*Aufgabe*.
Was finden die Reisenden laut dem Bericht über die Radtour entlang der Küste in Kavarna außer frischem Baniza?

Nach Regen da kommt Sonnenschein. Das trifft auch auf den nächsten Morgen zu. Mit dem Unterschied, dass sich bis Kavarna auch noch ordentlich Gegenwind dazugesellt. Dort angekommen finden wir dann aber nicht nur leckeres frisches Baniza, sondern auch eine Waschanlage für unsere Schlammbikes. Blitzeblank biegen wir nach der Stadt auf eine wunderschöne, kleine Küstenstraße ab und können den Blick auf das Meer und die weißen Felsen genießen. Nach einer ständigen Auf– und Abfahrt werden wir auf dem Berg von Balchik mit einem echten Radweg belohnt, der uns fast bis nach Kranevo führt. Man kann sich gar nicht vorstellen, wie sehr man sich über einen richtigen, separaten Radweg freuen kann. Wir sind jedenfalls für ganz viele Radwege auf der Welt, denn dadurch wird es schließlich auch für Autos viel entspannter.

Auf dem Weg nach Varna radeln wir noch eine Weile am Meer entlang, bevor die Privatstrände der unzähligen Bettenburgen am Goldstrand beginnen und wir am Strand nicht mehr weiterkommen. Wir müssen auf die großen Straßen abbiegen, um in das Zentrum von Varna zu gelangen. Nach einer bergigen Fahrt durch die Stadt, finden wir endliche neue Gaskartuschen für unseren Campingkocher. Danach suchen wir uns ein Hostel und schauen uns zu Fuß ein bisschen in der Stadt um. Wir verlassen Varna am nächsten Tag über die A5 gen Süden. Doch drei Kilometer und zwei große Brücken reichen uns dann auf der Autobahn. Schnell biegen wir wieder ab und radeln auf kleinen Straßen die Küste entlang.

*Auflistungen der Elementpositionen*.
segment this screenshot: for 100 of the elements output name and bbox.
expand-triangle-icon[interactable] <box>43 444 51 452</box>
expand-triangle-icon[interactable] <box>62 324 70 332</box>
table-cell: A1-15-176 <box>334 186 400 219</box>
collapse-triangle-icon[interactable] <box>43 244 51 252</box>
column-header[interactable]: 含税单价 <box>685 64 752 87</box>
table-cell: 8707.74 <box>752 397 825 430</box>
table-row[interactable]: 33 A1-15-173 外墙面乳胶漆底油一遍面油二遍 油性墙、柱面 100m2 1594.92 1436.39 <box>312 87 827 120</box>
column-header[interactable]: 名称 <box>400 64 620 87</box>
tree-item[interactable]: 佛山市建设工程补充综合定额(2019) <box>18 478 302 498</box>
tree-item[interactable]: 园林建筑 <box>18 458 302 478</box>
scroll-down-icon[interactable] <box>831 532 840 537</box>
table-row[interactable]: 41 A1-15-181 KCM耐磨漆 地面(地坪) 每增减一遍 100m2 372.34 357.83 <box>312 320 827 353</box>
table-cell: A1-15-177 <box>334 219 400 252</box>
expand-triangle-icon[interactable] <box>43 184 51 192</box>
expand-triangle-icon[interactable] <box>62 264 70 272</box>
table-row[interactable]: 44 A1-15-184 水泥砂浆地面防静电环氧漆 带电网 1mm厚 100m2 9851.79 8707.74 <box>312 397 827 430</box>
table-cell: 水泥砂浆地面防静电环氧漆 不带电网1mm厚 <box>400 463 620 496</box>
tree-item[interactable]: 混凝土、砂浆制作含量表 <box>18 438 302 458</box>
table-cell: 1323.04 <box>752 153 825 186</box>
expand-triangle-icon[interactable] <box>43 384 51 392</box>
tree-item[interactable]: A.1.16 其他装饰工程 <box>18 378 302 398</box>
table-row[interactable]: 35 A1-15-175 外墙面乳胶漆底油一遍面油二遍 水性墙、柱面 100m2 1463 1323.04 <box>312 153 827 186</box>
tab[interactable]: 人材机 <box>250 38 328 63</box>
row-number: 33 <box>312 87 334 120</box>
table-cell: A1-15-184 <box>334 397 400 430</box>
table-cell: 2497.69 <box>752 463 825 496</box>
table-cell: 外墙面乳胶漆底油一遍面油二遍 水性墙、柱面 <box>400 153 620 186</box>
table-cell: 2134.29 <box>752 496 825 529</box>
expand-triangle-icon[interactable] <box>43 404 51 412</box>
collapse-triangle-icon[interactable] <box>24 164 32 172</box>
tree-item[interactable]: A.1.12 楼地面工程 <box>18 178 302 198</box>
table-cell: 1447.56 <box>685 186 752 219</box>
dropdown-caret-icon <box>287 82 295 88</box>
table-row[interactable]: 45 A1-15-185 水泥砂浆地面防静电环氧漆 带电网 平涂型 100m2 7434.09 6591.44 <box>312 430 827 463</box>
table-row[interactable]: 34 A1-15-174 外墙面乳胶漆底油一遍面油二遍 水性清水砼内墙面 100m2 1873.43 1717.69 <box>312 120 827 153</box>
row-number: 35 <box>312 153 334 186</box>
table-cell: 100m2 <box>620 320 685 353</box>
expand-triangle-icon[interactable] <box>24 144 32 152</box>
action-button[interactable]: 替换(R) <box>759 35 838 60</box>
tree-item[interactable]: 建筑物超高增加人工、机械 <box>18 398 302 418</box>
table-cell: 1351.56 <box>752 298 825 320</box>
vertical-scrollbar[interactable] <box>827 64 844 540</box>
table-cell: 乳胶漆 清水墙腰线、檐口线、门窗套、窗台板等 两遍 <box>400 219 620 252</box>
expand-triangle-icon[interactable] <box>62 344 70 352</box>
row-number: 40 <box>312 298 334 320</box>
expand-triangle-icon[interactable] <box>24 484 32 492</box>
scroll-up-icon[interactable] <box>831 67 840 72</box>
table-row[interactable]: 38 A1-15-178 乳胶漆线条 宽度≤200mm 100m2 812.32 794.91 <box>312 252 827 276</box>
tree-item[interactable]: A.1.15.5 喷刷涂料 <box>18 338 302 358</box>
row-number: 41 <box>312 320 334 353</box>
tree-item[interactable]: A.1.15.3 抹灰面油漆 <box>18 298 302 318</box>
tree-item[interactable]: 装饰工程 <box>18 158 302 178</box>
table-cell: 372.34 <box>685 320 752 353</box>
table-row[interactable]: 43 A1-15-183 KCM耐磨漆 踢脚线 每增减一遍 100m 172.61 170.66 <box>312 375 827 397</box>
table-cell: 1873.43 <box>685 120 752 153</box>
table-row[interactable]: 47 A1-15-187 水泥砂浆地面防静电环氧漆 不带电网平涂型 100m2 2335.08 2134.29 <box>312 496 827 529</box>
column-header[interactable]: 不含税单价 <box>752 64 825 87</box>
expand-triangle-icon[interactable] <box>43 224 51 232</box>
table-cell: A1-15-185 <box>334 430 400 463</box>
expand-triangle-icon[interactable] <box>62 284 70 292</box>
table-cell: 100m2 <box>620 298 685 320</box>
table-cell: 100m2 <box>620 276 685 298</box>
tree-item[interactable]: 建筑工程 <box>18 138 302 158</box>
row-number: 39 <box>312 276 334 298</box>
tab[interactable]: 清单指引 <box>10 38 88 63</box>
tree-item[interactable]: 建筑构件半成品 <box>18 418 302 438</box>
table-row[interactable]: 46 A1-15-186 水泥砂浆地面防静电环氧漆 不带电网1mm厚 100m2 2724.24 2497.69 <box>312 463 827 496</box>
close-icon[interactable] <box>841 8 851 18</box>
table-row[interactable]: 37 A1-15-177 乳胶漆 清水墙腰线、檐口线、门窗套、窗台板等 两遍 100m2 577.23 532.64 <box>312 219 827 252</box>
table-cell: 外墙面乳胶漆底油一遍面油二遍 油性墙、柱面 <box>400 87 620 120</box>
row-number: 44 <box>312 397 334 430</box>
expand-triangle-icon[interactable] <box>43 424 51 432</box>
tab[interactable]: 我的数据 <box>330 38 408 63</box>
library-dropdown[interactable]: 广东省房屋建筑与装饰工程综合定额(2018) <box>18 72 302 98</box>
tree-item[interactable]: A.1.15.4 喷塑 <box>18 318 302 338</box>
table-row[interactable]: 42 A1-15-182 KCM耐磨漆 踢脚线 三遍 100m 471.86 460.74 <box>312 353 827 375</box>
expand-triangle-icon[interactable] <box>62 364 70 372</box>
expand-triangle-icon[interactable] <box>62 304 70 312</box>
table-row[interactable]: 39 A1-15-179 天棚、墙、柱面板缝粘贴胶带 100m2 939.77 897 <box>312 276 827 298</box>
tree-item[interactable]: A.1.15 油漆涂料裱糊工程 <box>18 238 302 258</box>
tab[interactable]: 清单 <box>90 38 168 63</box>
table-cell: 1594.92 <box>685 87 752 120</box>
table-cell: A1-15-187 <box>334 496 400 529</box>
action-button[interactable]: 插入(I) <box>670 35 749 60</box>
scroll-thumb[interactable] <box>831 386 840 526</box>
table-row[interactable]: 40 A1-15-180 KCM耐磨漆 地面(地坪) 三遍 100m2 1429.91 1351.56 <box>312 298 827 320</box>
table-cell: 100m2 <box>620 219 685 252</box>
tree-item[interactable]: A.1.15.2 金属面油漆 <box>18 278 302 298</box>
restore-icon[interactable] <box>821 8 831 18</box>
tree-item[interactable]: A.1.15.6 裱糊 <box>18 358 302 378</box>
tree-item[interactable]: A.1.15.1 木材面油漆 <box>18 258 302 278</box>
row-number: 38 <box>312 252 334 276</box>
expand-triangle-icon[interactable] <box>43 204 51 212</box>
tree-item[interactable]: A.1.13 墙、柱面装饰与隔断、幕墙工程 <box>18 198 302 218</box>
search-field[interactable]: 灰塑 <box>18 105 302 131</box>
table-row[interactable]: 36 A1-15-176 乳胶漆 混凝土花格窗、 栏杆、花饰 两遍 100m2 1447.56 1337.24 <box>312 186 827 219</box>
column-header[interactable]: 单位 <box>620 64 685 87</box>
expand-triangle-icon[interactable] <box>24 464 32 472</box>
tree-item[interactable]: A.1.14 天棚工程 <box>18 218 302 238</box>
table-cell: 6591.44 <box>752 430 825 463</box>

*Vollständige Antwort*.
Eine Waschanlage für ihre Schlammbikes.